Task to carry out | Gather up all lines that carry the word "BINANCE".

Materials provided |

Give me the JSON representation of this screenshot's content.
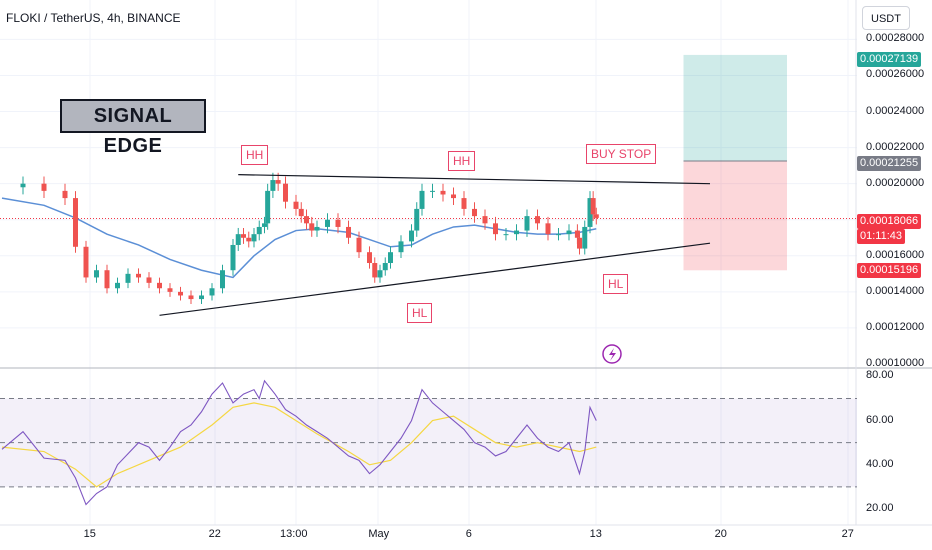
{
  "header": {
    "title": "FLOKI / TetherUS, 4h, BINANCE"
  },
  "currency_button": "USDT",
  "brand_label": "SIGNAL EDGE",
  "colors": {
    "accent_red": "#e8446a",
    "target_green": "#26a69a",
    "ma_blue": "#5b8fd6",
    "rsi_purple": "#7e57c2",
    "rsi_ma_yellow": "#f5d742"
  },
  "annotations": {
    "hh_left": "HH",
    "hh_mid": "HH",
    "hl_mid": "HL",
    "hl_right": "HL",
    "buy_stop": "BUY STOP"
  },
  "price_tags": {
    "target": "0.00027139",
    "entry": "0.00021255",
    "current": "0.00018066",
    "countdown": "01:11:43",
    "stop": "0.00015196"
  },
  "chart_data": {
    "type": "candlestick",
    "title": "FLOKI / TetherUS, 4h, BINANCE",
    "price_axis": {
      "ticks": [
        "0.00028000",
        "0.00026000",
        "0.00024000",
        "0.00022000",
        "0.00020000",
        "0.00016000",
        "0.00014000",
        "0.00012000",
        "0.00010000"
      ],
      "range": [
        0.0001,
        0.000282
      ]
    },
    "rsi_axis": {
      "ticks": [
        "80.00",
        "60.00",
        "40.00",
        "20.00"
      ],
      "range": [
        15,
        82
      ],
      "bands": [
        30,
        50,
        70
      ]
    },
    "x_ticks": [
      "15",
      "22",
      "13:00",
      "May",
      "6",
      "13",
      "20",
      "27"
    ],
    "price_path": [
      [
        0,
        0.000198
      ],
      [
        2,
        0.0002
      ],
      [
        4,
        0.000196
      ],
      [
        6,
        0.000192
      ],
      [
        7,
        0.000165
      ],
      [
        8,
        0.000148
      ],
      [
        9,
        0.000152
      ],
      [
        10,
        0.000142
      ],
      [
        11,
        0.000145
      ],
      [
        12,
        0.00015
      ],
      [
        13,
        0.000148
      ],
      [
        14,
        0.000145
      ],
      [
        15,
        0.000142
      ],
      [
        16,
        0.00014
      ],
      [
        17,
        0.000138
      ],
      [
        18,
        0.000136
      ],
      [
        19,
        0.000138
      ],
      [
        20,
        0.000142
      ],
      [
        21,
        0.000152
      ],
      [
        22,
        0.000166
      ],
      [
        22.5,
        0.000172
      ],
      [
        23,
        0.00017
      ],
      [
        23.5,
        0.000168
      ],
      [
        24,
        0.000172
      ],
      [
        24.5,
        0.000176
      ],
      [
        25,
        0.000178
      ],
      [
        25.3,
        0.000196
      ],
      [
        25.8,
        0.000202
      ],
      [
        26.3,
        0.0002
      ],
      [
        27,
        0.00019
      ],
      [
        28,
        0.000186
      ],
      [
        28.5,
        0.000182
      ],
      [
        29,
        0.000178
      ],
      [
        29.5,
        0.000174
      ],
      [
        30,
        0.000176
      ],
      [
        31,
        0.00018
      ],
      [
        32,
        0.000176
      ],
      [
        33,
        0.00017
      ],
      [
        34,
        0.000162
      ],
      [
        35,
        0.000156
      ],
      [
        35.5,
        0.000148
      ],
      [
        36,
        0.000152
      ],
      [
        36.5,
        0.000156
      ],
      [
        37,
        0.000162
      ],
      [
        38,
        0.000168
      ],
      [
        39,
        0.000174
      ],
      [
        39.5,
        0.000186
      ],
      [
        40,
        0.000196
      ],
      [
        41,
        0.000196
      ],
      [
        42,
        0.000194
      ],
      [
        43,
        0.000192
      ],
      [
        44,
        0.000186
      ],
      [
        45,
        0.000182
      ],
      [
        46,
        0.000178
      ],
      [
        47,
        0.000172
      ],
      [
        48,
        0.000172
      ],
      [
        49,
        0.000174
      ],
      [
        50,
        0.000182
      ],
      [
        51,
        0.000178
      ],
      [
        52,
        0.000172
      ],
      [
        53,
        0.000172
      ],
      [
        54,
        0.000174
      ],
      [
        54.8,
        0.00017
      ],
      [
        55,
        0.000164
      ],
      [
        55.5,
        0.000176
      ],
      [
        56,
        0.000192
      ],
      [
        56.3,
        0.000183
      ],
      [
        56.6,
        0.000181
      ]
    ],
    "ma_path": [
      [
        0,
        0.000192
      ],
      [
        4,
        0.000188
      ],
      [
        7,
        0.000181
      ],
      [
        10,
        0.000172
      ],
      [
        13,
        0.000166
      ],
      [
        16,
        0.000158
      ],
      [
        19,
        0.000152
      ],
      [
        22,
        0.000148
      ],
      [
        24,
        0.00016
      ],
      [
        26,
        0.000169
      ],
      [
        28,
        0.000174
      ],
      [
        30,
        0.000175
      ],
      [
        33,
        0.000173
      ],
      [
        35,
        0.000169
      ],
      [
        37,
        0.000165
      ],
      [
        39,
        0.000166
      ],
      [
        41,
        0.000172
      ],
      [
        43,
        0.000176
      ],
      [
        45,
        0.000177
      ],
      [
        47,
        0.000175
      ],
      [
        49,
        0.000173
      ],
      [
        51,
        0.000172
      ],
      [
        53,
        0.000172
      ],
      [
        55,
        0.000173
      ],
      [
        56.6,
        0.000175
      ]
    ],
    "resistance_line": [
      [
        0.000205,
        22.5
      ],
      [
        0.0002,
        66.0
      ]
    ],
    "support_line": [
      [
        0.000127,
        15.0
      ],
      [
        0.000167,
        66.0
      ]
    ],
    "rsi_path": [
      [
        0,
        47
      ],
      [
        2,
        55
      ],
      [
        4,
        43
      ],
      [
        6,
        42
      ],
      [
        7,
        34
      ],
      [
        8,
        22
      ],
      [
        9,
        27
      ],
      [
        10,
        30
      ],
      [
        11,
        40
      ],
      [
        12,
        45
      ],
      [
        13,
        50
      ],
      [
        14,
        48
      ],
      [
        15,
        42
      ],
      [
        16,
        48
      ],
      [
        17,
        55
      ],
      [
        18,
        58
      ],
      [
        19,
        64
      ],
      [
        20,
        72
      ],
      [
        21,
        77
      ],
      [
        22,
        68
      ],
      [
        23,
        72
      ],
      [
        24,
        74
      ],
      [
        24.5,
        70
      ],
      [
        25,
        78
      ],
      [
        26,
        72
      ],
      [
        27,
        65
      ],
      [
        28,
        62
      ],
      [
        29,
        58
      ],
      [
        30,
        55
      ],
      [
        31,
        52
      ],
      [
        32,
        48
      ],
      [
        33,
        44
      ],
      [
        34,
        42
      ],
      [
        35,
        36
      ],
      [
        36,
        40
      ],
      [
        37,
        46
      ],
      [
        38,
        52
      ],
      [
        39,
        60
      ],
      [
        40,
        74
      ],
      [
        41,
        68
      ],
      [
        42,
        64
      ],
      [
        43,
        60
      ],
      [
        44,
        56
      ],
      [
        45,
        50
      ],
      [
        46,
        48
      ],
      [
        47,
        44
      ],
      [
        48,
        46
      ],
      [
        49,
        52
      ],
      [
        50,
        58
      ],
      [
        51,
        52
      ],
      [
        52,
        48
      ],
      [
        53,
        46
      ],
      [
        54,
        50
      ],
      [
        55,
        36
      ],
      [
        55.5,
        46
      ],
      [
        56,
        66
      ],
      [
        56.6,
        60
      ]
    ],
    "rsi_ma_path": [
      [
        0,
        48
      ],
      [
        4,
        46
      ],
      [
        7,
        38
      ],
      [
        9,
        30
      ],
      [
        11,
        36
      ],
      [
        14,
        42
      ],
      [
        17,
        48
      ],
      [
        20,
        58
      ],
      [
        22,
        66
      ],
      [
        24,
        68
      ],
      [
        26,
        66
      ],
      [
        28,
        60
      ],
      [
        30,
        54
      ],
      [
        33,
        46
      ],
      [
        35,
        40
      ],
      [
        37,
        42
      ],
      [
        39,
        50
      ],
      [
        41,
        60
      ],
      [
        43,
        62
      ],
      [
        45,
        56
      ],
      [
        47,
        50
      ],
      [
        49,
        48
      ],
      [
        51,
        50
      ],
      [
        53,
        48
      ],
      [
        55,
        46
      ],
      [
        56.6,
        48
      ]
    ],
    "position": {
      "target": 0.00027139,
      "entry": 0.00021255,
      "stop": 0.00015196,
      "start_bar": 63,
      "end_bar": 72
    }
  }
}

Task answer |
    "title": "FLOKI / TetherUS, 4h, BINANCE"
    "title": "FLOKI / TetherUS, 4h, BINANCE",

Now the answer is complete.